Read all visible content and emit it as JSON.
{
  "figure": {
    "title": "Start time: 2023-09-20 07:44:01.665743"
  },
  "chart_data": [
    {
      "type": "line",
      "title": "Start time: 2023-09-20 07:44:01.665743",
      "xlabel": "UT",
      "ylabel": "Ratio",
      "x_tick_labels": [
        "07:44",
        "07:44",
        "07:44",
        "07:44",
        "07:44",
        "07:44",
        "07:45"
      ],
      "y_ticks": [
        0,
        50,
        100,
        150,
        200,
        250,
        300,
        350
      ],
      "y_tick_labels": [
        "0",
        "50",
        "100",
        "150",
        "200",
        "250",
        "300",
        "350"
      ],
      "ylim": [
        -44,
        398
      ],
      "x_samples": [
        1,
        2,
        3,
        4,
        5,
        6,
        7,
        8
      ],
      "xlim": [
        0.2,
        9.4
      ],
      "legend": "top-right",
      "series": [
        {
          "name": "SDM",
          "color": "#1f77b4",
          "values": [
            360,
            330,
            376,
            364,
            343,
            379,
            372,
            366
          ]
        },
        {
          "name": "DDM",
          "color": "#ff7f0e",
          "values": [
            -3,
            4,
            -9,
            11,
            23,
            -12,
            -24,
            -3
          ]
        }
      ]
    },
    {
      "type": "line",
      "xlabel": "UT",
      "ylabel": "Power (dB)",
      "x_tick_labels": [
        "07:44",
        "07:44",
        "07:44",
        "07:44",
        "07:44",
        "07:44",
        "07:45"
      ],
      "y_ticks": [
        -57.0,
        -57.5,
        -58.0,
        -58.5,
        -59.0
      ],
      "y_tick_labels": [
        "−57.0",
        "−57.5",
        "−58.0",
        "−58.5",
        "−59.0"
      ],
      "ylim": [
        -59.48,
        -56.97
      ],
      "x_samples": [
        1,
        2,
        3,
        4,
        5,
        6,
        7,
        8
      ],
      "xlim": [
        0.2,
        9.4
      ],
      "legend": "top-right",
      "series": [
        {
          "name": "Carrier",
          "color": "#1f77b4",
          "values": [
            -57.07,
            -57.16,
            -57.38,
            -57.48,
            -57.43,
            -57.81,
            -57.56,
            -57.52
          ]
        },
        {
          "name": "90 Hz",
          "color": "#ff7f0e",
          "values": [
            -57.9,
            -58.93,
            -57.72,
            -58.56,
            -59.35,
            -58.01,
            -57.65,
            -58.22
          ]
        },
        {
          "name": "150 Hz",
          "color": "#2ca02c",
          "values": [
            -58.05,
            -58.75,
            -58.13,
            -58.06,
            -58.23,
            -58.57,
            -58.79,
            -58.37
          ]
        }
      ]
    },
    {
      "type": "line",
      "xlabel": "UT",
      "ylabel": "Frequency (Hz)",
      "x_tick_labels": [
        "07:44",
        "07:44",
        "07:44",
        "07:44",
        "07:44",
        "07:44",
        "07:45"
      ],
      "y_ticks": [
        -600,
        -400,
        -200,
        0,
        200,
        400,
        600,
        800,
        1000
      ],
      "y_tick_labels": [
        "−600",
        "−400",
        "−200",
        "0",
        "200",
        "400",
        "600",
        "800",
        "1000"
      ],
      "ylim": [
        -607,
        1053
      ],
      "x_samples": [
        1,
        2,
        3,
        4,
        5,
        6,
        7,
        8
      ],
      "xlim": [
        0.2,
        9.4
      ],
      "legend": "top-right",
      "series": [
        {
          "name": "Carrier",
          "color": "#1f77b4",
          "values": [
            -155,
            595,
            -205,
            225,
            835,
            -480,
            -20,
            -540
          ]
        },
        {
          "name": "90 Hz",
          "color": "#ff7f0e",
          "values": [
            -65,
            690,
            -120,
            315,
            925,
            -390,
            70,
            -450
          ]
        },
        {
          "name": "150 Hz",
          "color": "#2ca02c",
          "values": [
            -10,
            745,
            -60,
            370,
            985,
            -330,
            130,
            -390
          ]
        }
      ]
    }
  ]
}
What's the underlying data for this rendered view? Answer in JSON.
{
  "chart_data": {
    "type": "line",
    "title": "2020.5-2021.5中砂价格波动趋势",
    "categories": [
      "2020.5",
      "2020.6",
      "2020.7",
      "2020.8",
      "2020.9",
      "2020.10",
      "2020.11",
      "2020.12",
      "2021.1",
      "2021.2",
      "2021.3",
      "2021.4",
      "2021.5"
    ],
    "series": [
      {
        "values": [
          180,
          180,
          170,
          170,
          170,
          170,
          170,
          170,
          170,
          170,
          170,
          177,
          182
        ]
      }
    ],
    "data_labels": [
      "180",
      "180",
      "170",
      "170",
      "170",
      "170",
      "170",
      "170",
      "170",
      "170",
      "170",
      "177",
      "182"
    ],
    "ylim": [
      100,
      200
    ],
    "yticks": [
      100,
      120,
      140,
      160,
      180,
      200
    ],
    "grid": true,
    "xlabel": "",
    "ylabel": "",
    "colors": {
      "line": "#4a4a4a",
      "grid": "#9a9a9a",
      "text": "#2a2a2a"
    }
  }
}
################
Task requirements:
The required output is the exact sequence of lines from the one containing "What's the underlying" through the end of the listing, both endpoints included.

Result for this task:
What's the underlying data for this rendered view? Answer in JSON.
{
  "chart_data": {
    "type": "line",
    "title": "2020.5-2021.5中砂价格波动趋势",
    "categories": [
      "2020.5",
      "2020.6",
      "2020.7",
      "2020.8",
      "2020.9",
      "2020.10",
      "2020.11",
      "2020.12",
      "2021.1",
      "2021.2",
      "2021.3",
      "2021.4",
      "2021.5"
    ],
    "series": [
      {
        "values": [
          180,
          180,
          170,
          170,
          170,
          170,
          170,
          170,
          170,
          170,
          170,
          177,
          182
        ]
      }
    ],
    "data_labels": [
      "180",
      "180",
      "170",
      "170",
      "170",
      "170",
      "170",
      "170",
      "170",
      "170",
      "170",
      "177",
      "182"
    ],
    "ylim": [
      100,
      200
    ],
    "yticks": [
      100,
      120,
      140,
      160,
      180,
      200
    ],
    "grid": true,
    "xlabel": "",
    "ylabel": "",
    "colors": {
      "line": "#4a4a4a",
      "grid": "#9a9a9a",
      "text": "#2a2a2a"
    }
  }
}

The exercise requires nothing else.